> SET PROBLEM
Set down the material below word for word, excluding the pictures.

***** INFORMATION SHOWN *****

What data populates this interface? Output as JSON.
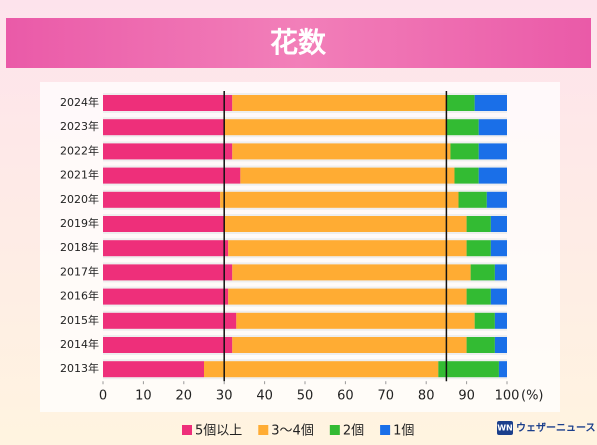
{
  "chart_data": {
    "type": "stacked-bar-horizontal",
    "title": "花数",
    "categories": [
      "2024年",
      "2023年",
      "2022年",
      "2021年",
      "2020年",
      "2019年",
      "2018年",
      "2017年",
      "2016年",
      "2015年",
      "2014年",
      "2013年"
    ],
    "series": [
      {
        "name": "5個以上",
        "color": "#ee2f7a",
        "values": [
          32,
          30,
          32,
          34,
          29,
          30,
          31,
          32,
          31,
          33,
          32,
          25
        ]
      },
      {
        "name": "3～4個",
        "color": "#ffac33",
        "values": [
          53,
          55,
          54,
          53,
          59,
          60,
          59,
          59,
          59,
          59,
          58,
          58
        ]
      },
      {
        "name": "2個",
        "color": "#33bb33",
        "values": [
          7,
          8,
          7,
          6,
          7,
          6,
          6,
          6,
          6,
          5,
          7,
          15
        ]
      },
      {
        "name": "1個",
        "color": "#1a6fe8",
        "values": [
          8,
          7,
          7,
          7,
          5,
          4,
          4,
          3,
          4,
          3,
          3,
          2
        ]
      }
    ],
    "xlim": [
      0,
      100
    ],
    "xticks": [
      0,
      10,
      20,
      30,
      40,
      50,
      60,
      70,
      80,
      90,
      100
    ],
    "x_unit": "(%)",
    "reference_lines": [
      30,
      85
    ],
    "reference_color": "#111111",
    "watermark": "ウェザーニュース"
  }
}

*****

> ANSWER
What data populates this interface? Output as JSON.
{
  "chart_data": {
    "type": "stacked-bar-horizontal",
    "title": "花数",
    "categories": [
      "2024年",
      "2023年",
      "2022年",
      "2021年",
      "2020年",
      "2019年",
      "2018年",
      "2017年",
      "2016年",
      "2015年",
      "2014年",
      "2013年"
    ],
    "series": [
      {
        "name": "5個以上",
        "color": "#ee2f7a",
        "values": [
          32,
          30,
          32,
          34,
          29,
          30,
          31,
          32,
          31,
          33,
          32,
          25
        ]
      },
      {
        "name": "3～4個",
        "color": "#ffac33",
        "values": [
          53,
          55,
          54,
          53,
          59,
          60,
          59,
          59,
          59,
          59,
          58,
          58
        ]
      },
      {
        "name": "2個",
        "color": "#33bb33",
        "values": [
          7,
          8,
          7,
          6,
          7,
          6,
          6,
          6,
          6,
          5,
          7,
          15
        ]
      },
      {
        "name": "1個",
        "color": "#1a6fe8",
        "values": [
          8,
          7,
          7,
          7,
          5,
          4,
          4,
          3,
          4,
          3,
          3,
          2
        ]
      }
    ],
    "xlim": [
      0,
      100
    ],
    "xticks": [
      0,
      10,
      20,
      30,
      40,
      50,
      60,
      70,
      80,
      90,
      100
    ],
    "x_unit": "(%)",
    "reference_lines": [
      30,
      85
    ],
    "reference_color": "#111111",
    "watermark": "ウェザーニュース"
  }
}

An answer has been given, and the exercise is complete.